Work instructions:
Repeat each line of the material exactly.
-=-=-
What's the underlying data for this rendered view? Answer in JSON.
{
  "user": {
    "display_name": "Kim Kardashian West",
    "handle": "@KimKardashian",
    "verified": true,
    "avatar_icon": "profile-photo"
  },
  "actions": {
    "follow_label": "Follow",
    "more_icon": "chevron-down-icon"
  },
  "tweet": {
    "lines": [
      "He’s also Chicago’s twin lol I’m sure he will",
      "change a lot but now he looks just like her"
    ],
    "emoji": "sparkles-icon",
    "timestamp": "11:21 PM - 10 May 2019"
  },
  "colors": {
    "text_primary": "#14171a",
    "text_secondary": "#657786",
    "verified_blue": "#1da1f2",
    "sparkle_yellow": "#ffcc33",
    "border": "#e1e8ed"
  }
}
-=-=-
Output for this task:
What's the underlying data for this rendered view? Answer in JSON.
{
  "user": {
    "display_name": "Kim Kardashian West",
    "handle": "@KimKardashian",
    "verified": true,
    "avatar_icon": "profile-photo"
  },
  "actions": {
    "follow_label": "Follow",
    "more_icon": "chevron-down-icon"
  },
  "tweet": {
    "lines": [
      "He’s also Chicago’s twin lol I’m sure he will",
      "change a lot but now he looks just like her"
    ],
    "emoji": "sparkles-icon",
    "timestamp": "11:21 PM - 10 May 2019"
  },
  "colors": {
    "text_primary": "#14171a",
    "text_secondary": "#657786",
    "verified_blue": "#1da1f2",
    "sparkle_yellow": "#ffcc33",
    "border": "#e1e8ed"
  }
}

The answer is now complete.